* **WORK REQUIRED**
Transcribe the material word for word, but without the images.

* **DATA TO USE**

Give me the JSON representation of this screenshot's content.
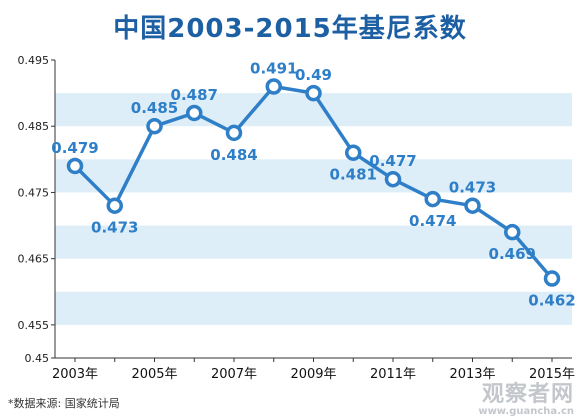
{
  "chart_data": {
    "type": "line",
    "title": "中国2003-2015年基尼系数",
    "xlabel": "",
    "ylabel": "",
    "x": [
      2003,
      2004,
      2005,
      2006,
      2007,
      2008,
      2009,
      2010,
      2011,
      2012,
      2013,
      2014,
      2015
    ],
    "values": [
      0.479,
      0.473,
      0.485,
      0.487,
      0.484,
      0.491,
      0.49,
      0.481,
      0.477,
      0.474,
      0.473,
      0.469,
      0.462
    ],
    "data_labels": [
      "0.479",
      "0.473",
      "0.485",
      "0.487",
      "0.484",
      "0.491",
      "0.49",
      "0.481",
      "0.477",
      "0.474",
      "0.473",
      "0.469",
      "0.462"
    ],
    "label_sides": [
      "above",
      "below",
      "above",
      "above",
      "below",
      "above",
      "above",
      "below",
      "above",
      "below",
      "above",
      "below",
      "below"
    ],
    "x_tick_labels": [
      "2003年",
      "2005年",
      "2007年",
      "2009年",
      "2011年",
      "2013年",
      "2015年"
    ],
    "y_ticks": [
      0.45,
      0.455,
      0.465,
      0.475,
      0.485,
      0.495
    ],
    "y_tick_labels": [
      "0.45",
      "0.455",
      "0.465",
      "0.475",
      "0.485",
      "0.495"
    ],
    "ylim": [
      0.45,
      0.495
    ],
    "grid": "horizontal bands",
    "colors": {
      "line": "#2f7fc8",
      "marker_fill": "#ffffff",
      "band": "#ddeef8",
      "title": "#1d5fa3",
      "label": "#2f7fc8"
    }
  },
  "source_note": "*数据来源: 国家统计局",
  "watermark": {
    "name": "观察者网",
    "url": "www.guancha.cn"
  }
}
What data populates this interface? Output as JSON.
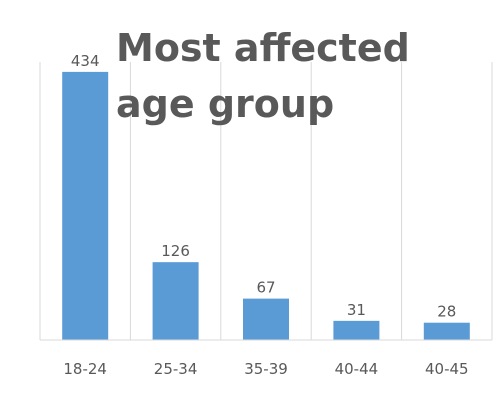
{
  "chart_data": {
    "type": "bar",
    "title": "Most affected age group",
    "categories": [
      "18-24",
      "25-34",
      "35-39",
      "40-44",
      "40-45"
    ],
    "values": [
      434,
      126,
      67,
      31,
      28
    ],
    "xlabel": "",
    "ylabel": "",
    "ylim": [
      0,
      450
    ],
    "grid": "vertical",
    "legend": "none",
    "bar_color": "#5b9bd5",
    "gridline_color": "#d9d9d9",
    "label_color": "#595959"
  }
}
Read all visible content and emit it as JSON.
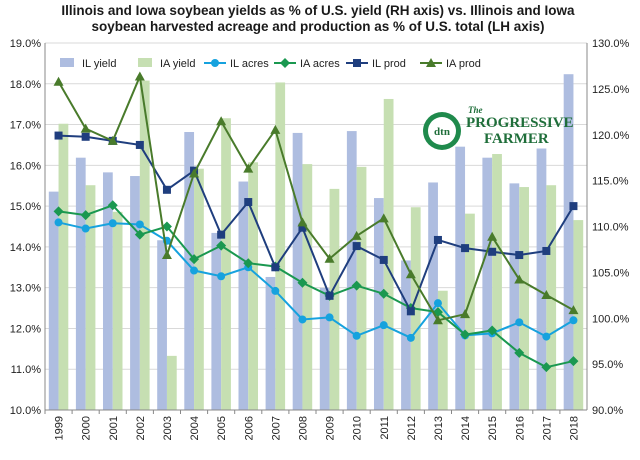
{
  "chart_data": {
    "type": "bar",
    "title_lines": [
      "Illinois and Iowa soybean yields as % of U.S. yield (RH axis) vs. Illinois and Iowa",
      "soybean harvested acreage and production as % of U.S. total (LH axis)"
    ],
    "categories": [
      "1999",
      "2000",
      "2001",
      "2002",
      "2003",
      "2004",
      "2005",
      "2006",
      "2007",
      "2008",
      "2009",
      "2010",
      "2011",
      "2012",
      "2013",
      "2014",
      "2015",
      "2016",
      "2017",
      "2018"
    ],
    "left_axis": {
      "min": 10,
      "max": 19,
      "step": 1,
      "ticks": [
        "10.0%",
        "11.0%",
        "12.0%",
        "13.0%",
        "14.0%",
        "15.0%",
        "16.0%",
        "17.0%",
        "18.0%",
        "19.0%"
      ]
    },
    "right_axis": {
      "min": 90,
      "max": 130,
      "step": 5,
      "ticks": [
        "90.0%",
        "95.0%",
        "100.0%",
        "105.0%",
        "110.0%",
        "115.0%",
        "120.0%",
        "125.0%",
        "130.0%"
      ]
    },
    "bar_series": [
      {
        "name": "IL yield",
        "axis": "right",
        "color": "#aebde0",
        "values": [
          113.8,
          117.5,
          115.9,
          115.5,
          108.5,
          120.3,
          109.3,
          114.9,
          104.5,
          120.2,
          103.3,
          120.4,
          113.1,
          106.3,
          114.8,
          118.7,
          117.5,
          114.7,
          118.5,
          126.6
        ]
      },
      {
        "name": "IA yield",
        "axis": "right",
        "color": "#c6dfb2",
        "values": [
          121.2,
          114.5,
          111.6,
          125.9,
          95.9,
          116.3,
          121.8,
          117.0,
          125.7,
          116.8,
          114.1,
          116.5,
          123.9,
          112.1,
          103.0,
          111.4,
          117.9,
          114.3,
          114.5,
          110.7
        ]
      }
    ],
    "line_series": [
      {
        "name": "IL acres",
        "axis": "left",
        "color": "#16a2de",
        "marker": "circle",
        "values": [
          14.6,
          14.45,
          14.58,
          14.55,
          14.15,
          13.42,
          13.28,
          13.5,
          12.92,
          12.22,
          12.27,
          11.82,
          12.08,
          11.77,
          12.62,
          11.83,
          11.88,
          12.15,
          11.8,
          12.2
        ]
      },
      {
        "name": "IA acres",
        "axis": "left",
        "color": "#1a9850",
        "marker": "diamond",
        "values": [
          14.87,
          14.78,
          15.02,
          14.3,
          14.5,
          13.7,
          14.03,
          13.6,
          13.52,
          13.12,
          12.8,
          13.05,
          12.85,
          12.5,
          12.4,
          11.85,
          11.95,
          11.4,
          11.05,
          11.2
        ]
      },
      {
        "name": "IL prod",
        "axis": "left",
        "color": "#1f3e7e",
        "marker": "square",
        "values": [
          16.73,
          16.7,
          16.6,
          16.5,
          15.4,
          15.87,
          14.3,
          15.1,
          13.5,
          14.47,
          12.8,
          14.02,
          13.68,
          12.42,
          14.17,
          13.97,
          13.88,
          13.8,
          13.9,
          15.0
        ]
      },
      {
        "name": "IA prod",
        "axis": "left",
        "color": "#497b2b",
        "marker": "triangle",
        "values": [
          18.05,
          16.9,
          16.6,
          18.18,
          13.8,
          15.8,
          17.08,
          15.92,
          16.87,
          14.6,
          13.71,
          14.27,
          14.7,
          13.33,
          12.2,
          12.35,
          14.25,
          13.2,
          12.82,
          12.45
        ]
      }
    ],
    "legend_position": "top-left",
    "grid": {
      "horizontal": true,
      "vertical": false
    }
  },
  "logo": {
    "badge_text": "dtn",
    "name": "PROGRESSIVE FARMER",
    "prefix": "The"
  }
}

* **THE RESPONSE**
Give me the JSON representation of this screenshot's content.
{
  "chart_data": {
    "type": "line",
    "title": "中国2003-2015年基尼系数",
    "xlabel": "",
    "ylabel": "",
    "x": [
      2003,
      2004,
      2005,
      2006,
      2007,
      2008,
      2009,
      2010,
      2011,
      2012,
      2013,
      2014,
      2015
    ],
    "values": [
      0.479,
      0.473,
      0.485,
      0.487,
      0.484,
      0.491,
      0.49,
      0.481,
      0.477,
      0.474,
      0.473,
      0.469,
      0.462
    ],
    "data_labels": [
      "0.479",
      "0.473",
      "0.485",
      "0.487",
      "0.484",
      "0.491",
      "0.49",
      "0.481",
      "0.477",
      "0.474",
      "0.473",
      "0.469",
      "0.462"
    ],
    "label_sides": [
      "above",
      "below",
      "above",
      "above",
      "below",
      "above",
      "above",
      "below",
      "above",
      "below",
      "above",
      "below",
      "below"
    ],
    "x_tick_labels": [
      "2003年",
      "2005年",
      "2007年",
      "2009年",
      "2011年",
      "2013年",
      "2015年"
    ],
    "y_ticks": [
      0.45,
      0.455,
      0.465,
      0.475,
      0.485,
      0.495
    ],
    "y_tick_labels": [
      "0.45",
      "0.455",
      "0.465",
      "0.475",
      "0.485",
      "0.495"
    ],
    "ylim": [
      0.45,
      0.495
    ],
    "grid": "horizontal bands",
    "colors": {
      "line": "#2f7fc8",
      "marker_fill": "#ffffff",
      "band": "#ddeef8",
      "title": "#1d5fa3",
      "label": "#2f7fc8"
    }
  },
  "source_note": "*数据来源: 国家统计局",
  "watermark": {
    "name": "观察者网",
    "url": "www.guancha.cn"
  }
}
What data populates this interface? Output as JSON.
{
  "chart_data": {
    "type": "bar",
    "title": "Most affected age group",
    "categories": [
      "18-24",
      "25-34",
      "35-39",
      "40-44",
      "40-45"
    ],
    "values": [
      434,
      126,
      67,
      31,
      28
    ],
    "xlabel": "",
    "ylabel": "",
    "ylim": [
      0,
      450
    ],
    "grid": "vertical",
    "legend": "none",
    "bar_color": "#5b9bd5",
    "gridline_color": "#d9d9d9",
    "label_color": "#595959"
  }
}
Read all visible content and emit it as JSON.
{
  "chart_data": {
    "type": "bar",
    "title_lines": [
      "Illinois and Iowa soybean yields as % of U.S. yield (RH axis) vs. Illinois and Iowa",
      "soybean harvested acreage and production as % of U.S. total (LH axis)"
    ],
    "categories": [
      "1999",
      "2000",
      "2001",
      "2002",
      "2003",
      "2004",
      "2005",
      "2006",
      "2007",
      "2008",
      "2009",
      "2010",
      "2011",
      "2012",
      "2013",
      "2014",
      "2015",
      "2016",
      "2017",
      "2018"
    ],
    "left_axis": {
      "min": 10,
      "max": 19,
      "step": 1,
      "ticks": [
        "10.0%",
        "11.0%",
        "12.0%",
        "13.0%",
        "14.0%",
        "15.0%",
        "16.0%",
        "17.0%",
        "18.0%",
        "19.0%"
      ]
    },
    "right_axis": {
      "min": 90,
      "max": 130,
      "step": 5,
      "ticks": [
        "90.0%",
        "95.0%",
        "100.0%",
        "105.0%",
        "110.0%",
        "115.0%",
        "120.0%",
        "125.0%",
        "130.0%"
      ]
    },
    "bar_series": [
      {
        "name": "IL yield",
        "axis": "right",
        "color": "#aebde0",
        "values": [
          113.8,
          117.5,
          115.9,
          115.5,
          108.5,
          120.3,
          109.3,
          114.9,
          104.5,
          120.2,
          103.3,
          120.4,
          113.1,
          106.3,
          114.8,
          118.7,
          117.5,
          114.7,
          118.5,
          126.6
        ]
      },
      {
        "name": "IA yield",
        "axis": "right",
        "color": "#c6dfb2",
        "values": [
          121.2,
          114.5,
          111.6,
          125.9,
          95.9,
          116.3,
          121.8,
          117.0,
          125.7,
          116.8,
          114.1,
          116.5,
          123.9,
          112.1,
          103.0,
          111.4,
          117.9,
          114.3,
          114.5,
          110.7
        ]
      }
    ],
    "line_series": [
      {
        "name": "IL acres",
        "axis": "left",
        "color": "#16a2de",
        "marker": "circle",
        "values": [
          14.6,
          14.45,
          14.58,
          14.55,
          14.15,
          13.42,
          13.28,
          13.5,
          12.92,
          12.22,
          12.27,
          11.82,
          12.08,
          11.77,
          12.62,
          11.83,
          11.88,
          12.15,
          11.8,
          12.2
        ]
      },
      {
        "name": "IA acres",
        "axis": "left",
        "color": "#1a9850",
        "marker": "diamond",
        "values": [
          14.87,
          14.78,
          15.02,
          14.3,
          14.5,
          13.7,
          14.03,
          13.6,
          13.52,
          13.12,
          12.8,
          13.05,
          12.85,
          12.5,
          12.4,
          11.85,
          11.95,
          11.4,
          11.05,
          11.2
        ]
      },
      {
        "name": "IL prod",
        "axis": "left",
        "color": "#1f3e7e",
        "marker": "square",
        "values": [
          16.73,
          16.7,
          16.6,
          16.5,
          15.4,
          15.87,
          14.3,
          15.1,
          13.5,
          14.47,
          12.8,
          14.02,
          13.68,
          12.42,
          14.17,
          13.97,
          13.88,
          13.8,
          13.9,
          15.0
        ]
      },
      {
        "name": "IA prod",
        "axis": "left",
        "color": "#497b2b",
        "marker": "triangle",
        "values": [
          18.05,
          16.9,
          16.6,
          18.18,
          13.8,
          15.8,
          17.08,
          15.92,
          16.87,
          14.6,
          13.71,
          14.27,
          14.7,
          13.33,
          12.2,
          12.35,
          14.25,
          13.2,
          12.82,
          12.45
        ]
      }
    ],
    "legend_position": "top-left",
    "grid": {
      "horizontal": true,
      "vertical": false
    }
  },
  "logo": {
    "badge_text": "dtn",
    "name": "PROGRESSIVE FARMER",
    "prefix": "The"
  }
}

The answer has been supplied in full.